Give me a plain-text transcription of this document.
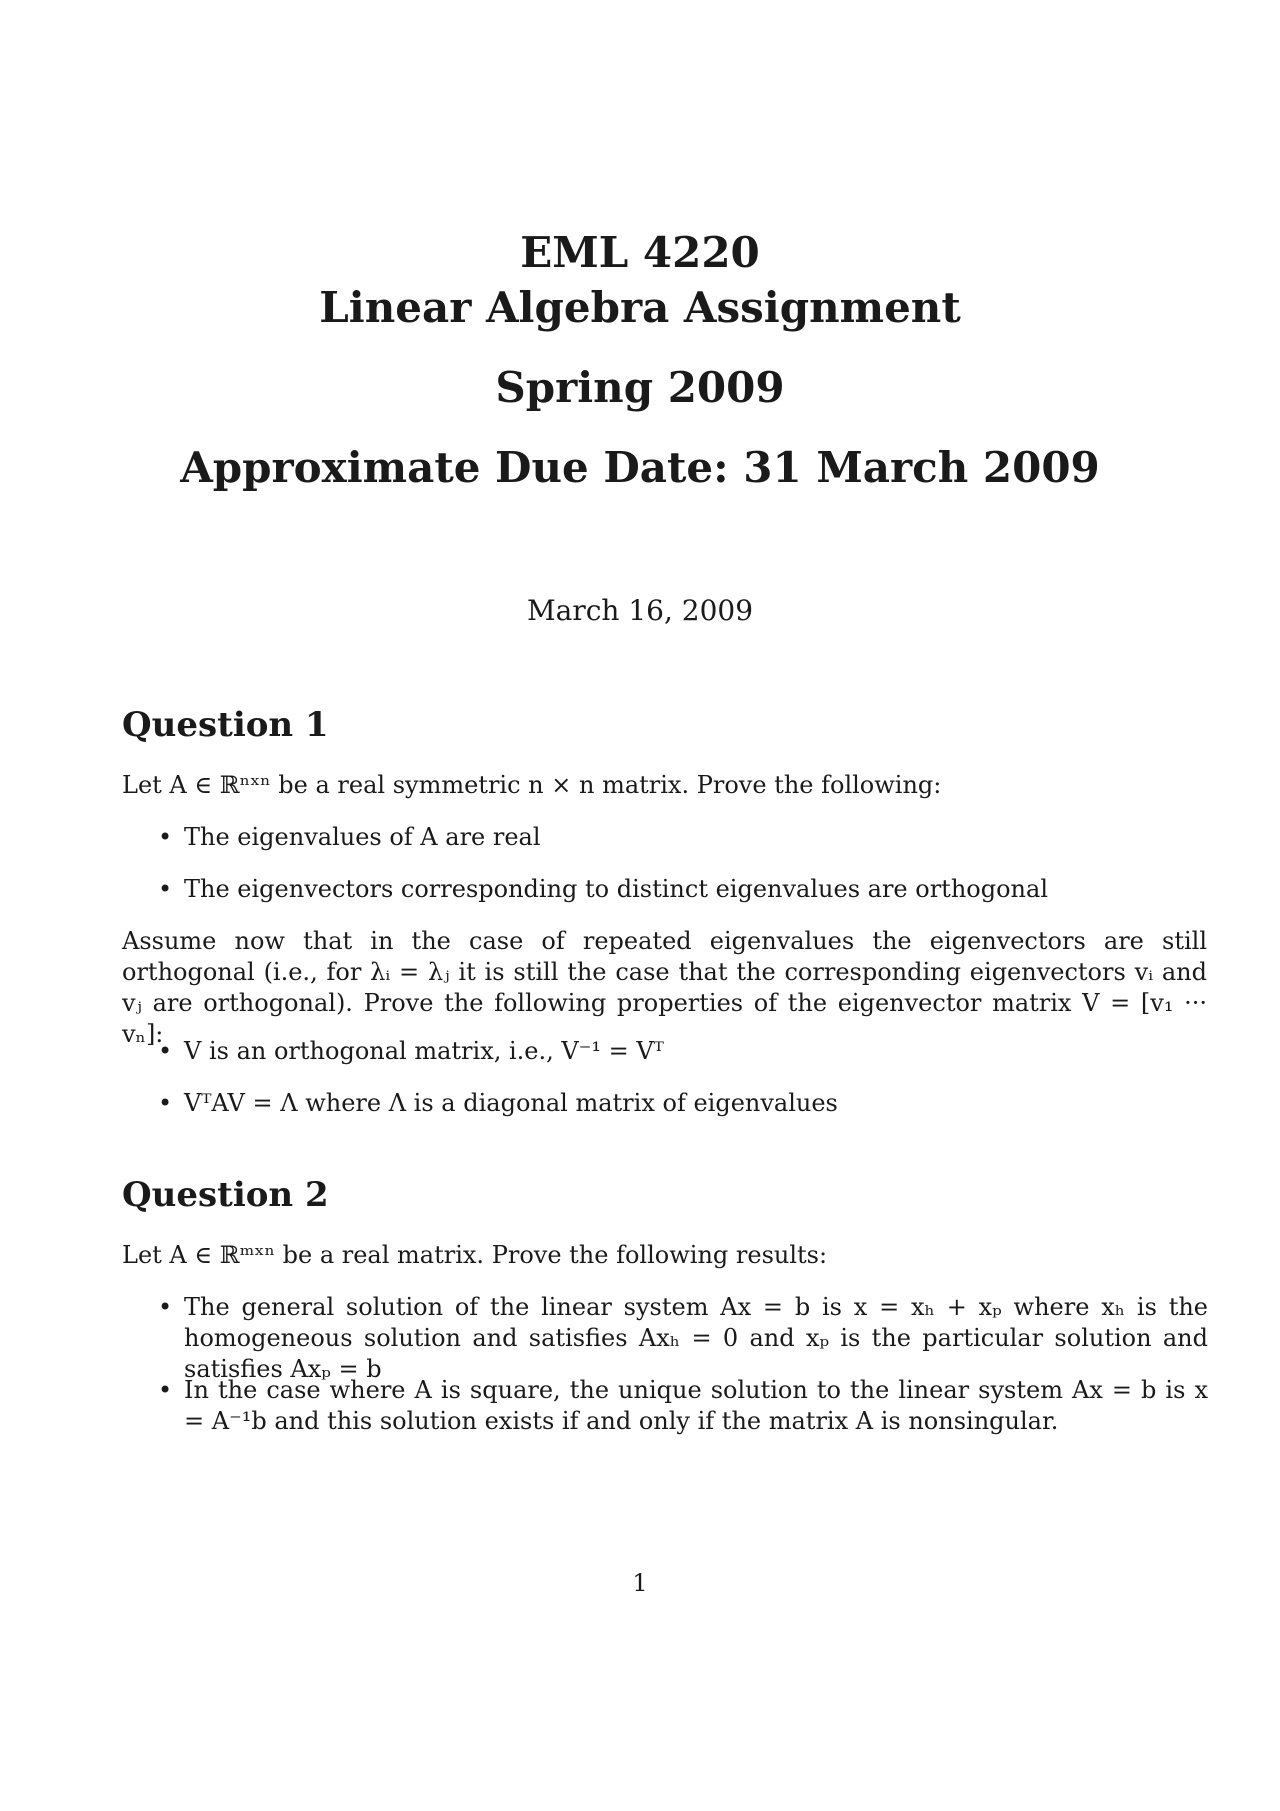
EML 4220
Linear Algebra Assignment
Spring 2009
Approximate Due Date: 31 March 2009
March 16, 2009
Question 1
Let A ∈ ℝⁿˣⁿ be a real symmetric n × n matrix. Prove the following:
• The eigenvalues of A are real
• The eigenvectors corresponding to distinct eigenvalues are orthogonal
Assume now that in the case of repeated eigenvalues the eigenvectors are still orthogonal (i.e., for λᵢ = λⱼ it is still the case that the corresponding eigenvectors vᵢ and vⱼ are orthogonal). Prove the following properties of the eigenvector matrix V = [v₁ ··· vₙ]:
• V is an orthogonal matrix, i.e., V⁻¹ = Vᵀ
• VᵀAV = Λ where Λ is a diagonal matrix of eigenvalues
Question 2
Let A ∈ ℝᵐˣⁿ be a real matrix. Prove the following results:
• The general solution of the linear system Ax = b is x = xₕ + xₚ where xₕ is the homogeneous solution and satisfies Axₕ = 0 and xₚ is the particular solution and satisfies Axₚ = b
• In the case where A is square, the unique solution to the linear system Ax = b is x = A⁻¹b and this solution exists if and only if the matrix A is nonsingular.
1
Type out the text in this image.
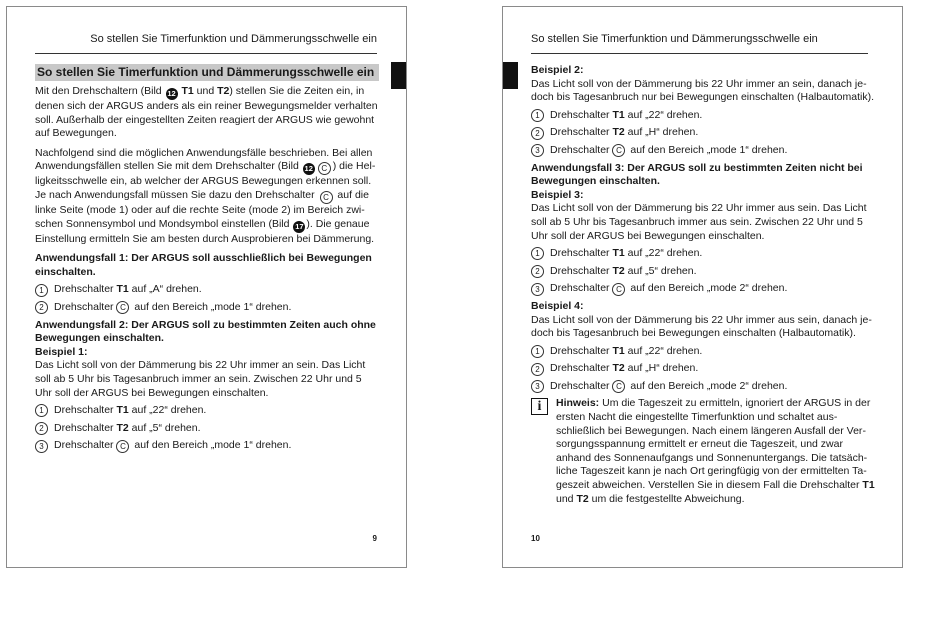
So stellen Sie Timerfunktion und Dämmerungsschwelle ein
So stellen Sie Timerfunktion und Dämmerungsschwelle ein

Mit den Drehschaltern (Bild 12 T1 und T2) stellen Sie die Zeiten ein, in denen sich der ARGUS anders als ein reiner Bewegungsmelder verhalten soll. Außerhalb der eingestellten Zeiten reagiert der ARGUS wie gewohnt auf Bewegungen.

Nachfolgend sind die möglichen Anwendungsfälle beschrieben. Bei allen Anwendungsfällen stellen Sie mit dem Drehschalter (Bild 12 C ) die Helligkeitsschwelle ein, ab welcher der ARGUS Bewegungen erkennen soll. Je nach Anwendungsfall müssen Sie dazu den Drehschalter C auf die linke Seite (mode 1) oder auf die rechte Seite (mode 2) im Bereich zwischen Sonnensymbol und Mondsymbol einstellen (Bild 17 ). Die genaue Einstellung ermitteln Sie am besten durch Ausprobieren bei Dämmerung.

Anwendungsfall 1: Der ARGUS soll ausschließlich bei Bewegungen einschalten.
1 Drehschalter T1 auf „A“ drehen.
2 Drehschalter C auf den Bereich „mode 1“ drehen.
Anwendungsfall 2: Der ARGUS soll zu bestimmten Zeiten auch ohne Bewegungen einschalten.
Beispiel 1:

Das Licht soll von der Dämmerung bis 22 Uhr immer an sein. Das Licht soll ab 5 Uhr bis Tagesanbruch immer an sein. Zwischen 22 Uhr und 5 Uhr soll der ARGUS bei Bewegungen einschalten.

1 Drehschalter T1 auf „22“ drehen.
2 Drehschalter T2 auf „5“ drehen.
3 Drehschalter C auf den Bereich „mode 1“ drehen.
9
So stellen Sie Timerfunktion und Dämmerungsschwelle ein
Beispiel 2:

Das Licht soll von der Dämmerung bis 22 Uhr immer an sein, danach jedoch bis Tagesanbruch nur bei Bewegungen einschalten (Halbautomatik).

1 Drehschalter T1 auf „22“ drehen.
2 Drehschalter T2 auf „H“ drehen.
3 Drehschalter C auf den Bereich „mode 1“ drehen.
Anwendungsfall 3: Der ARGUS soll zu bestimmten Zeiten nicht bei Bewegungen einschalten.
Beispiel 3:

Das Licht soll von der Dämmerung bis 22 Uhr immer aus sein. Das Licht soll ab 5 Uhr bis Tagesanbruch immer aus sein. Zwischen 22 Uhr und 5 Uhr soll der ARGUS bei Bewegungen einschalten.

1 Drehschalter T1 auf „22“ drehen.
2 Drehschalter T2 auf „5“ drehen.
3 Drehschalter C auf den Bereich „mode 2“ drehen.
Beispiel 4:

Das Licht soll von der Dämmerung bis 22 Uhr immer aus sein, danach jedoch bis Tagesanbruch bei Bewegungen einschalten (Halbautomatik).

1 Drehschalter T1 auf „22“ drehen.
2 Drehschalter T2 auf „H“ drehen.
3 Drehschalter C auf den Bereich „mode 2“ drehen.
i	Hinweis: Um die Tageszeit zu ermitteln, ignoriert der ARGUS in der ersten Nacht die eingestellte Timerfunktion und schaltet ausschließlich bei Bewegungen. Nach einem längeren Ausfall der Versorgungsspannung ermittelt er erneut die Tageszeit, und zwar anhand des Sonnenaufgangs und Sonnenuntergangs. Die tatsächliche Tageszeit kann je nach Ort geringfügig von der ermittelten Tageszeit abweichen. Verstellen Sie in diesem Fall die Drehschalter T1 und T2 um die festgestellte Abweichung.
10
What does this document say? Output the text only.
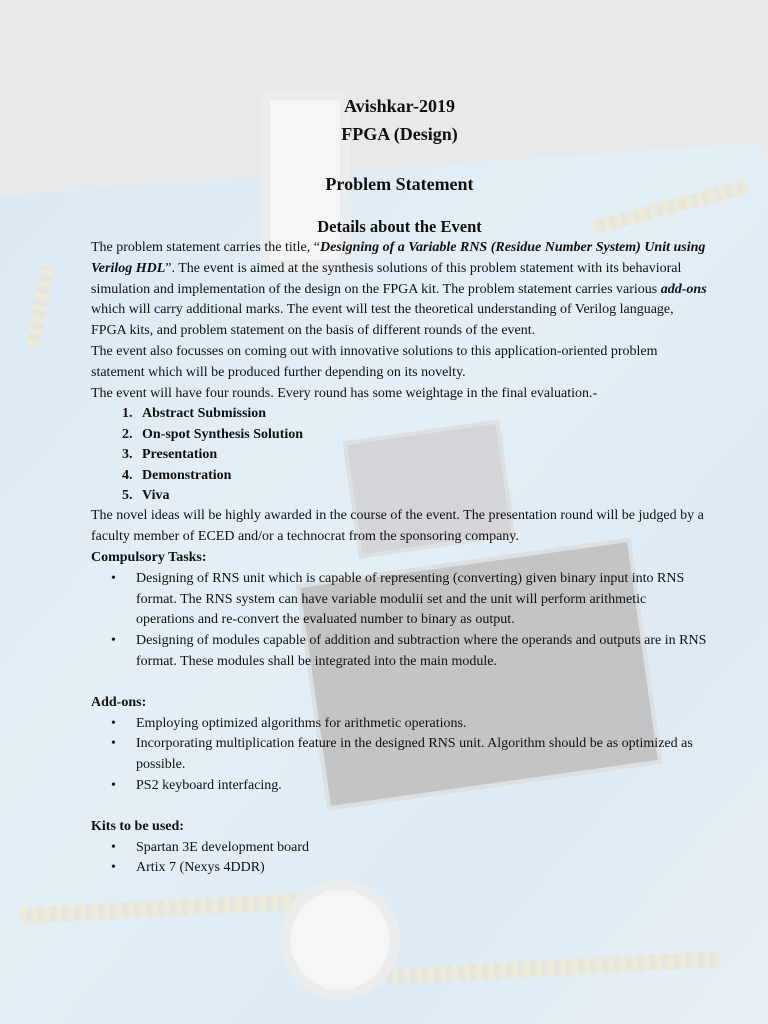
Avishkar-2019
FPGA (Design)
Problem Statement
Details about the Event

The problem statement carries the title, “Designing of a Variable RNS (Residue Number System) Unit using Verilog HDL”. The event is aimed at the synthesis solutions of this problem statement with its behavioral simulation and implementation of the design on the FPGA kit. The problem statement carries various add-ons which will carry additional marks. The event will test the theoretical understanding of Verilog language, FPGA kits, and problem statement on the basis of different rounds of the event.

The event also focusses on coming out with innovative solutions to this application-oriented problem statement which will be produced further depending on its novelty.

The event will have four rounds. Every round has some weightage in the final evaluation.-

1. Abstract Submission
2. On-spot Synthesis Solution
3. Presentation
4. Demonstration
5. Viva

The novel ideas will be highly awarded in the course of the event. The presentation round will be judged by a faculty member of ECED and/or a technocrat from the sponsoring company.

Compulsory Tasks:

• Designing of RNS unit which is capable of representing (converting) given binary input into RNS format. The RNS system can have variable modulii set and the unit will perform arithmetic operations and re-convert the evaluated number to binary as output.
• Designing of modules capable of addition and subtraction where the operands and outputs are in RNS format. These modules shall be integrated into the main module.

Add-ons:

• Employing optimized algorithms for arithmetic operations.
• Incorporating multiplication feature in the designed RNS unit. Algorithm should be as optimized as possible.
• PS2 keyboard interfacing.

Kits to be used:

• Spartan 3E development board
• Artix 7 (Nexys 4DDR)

----------------

Exercise description: Report the number of lines in the entries above that include the word "into" and add nothing to it.

The solution: 2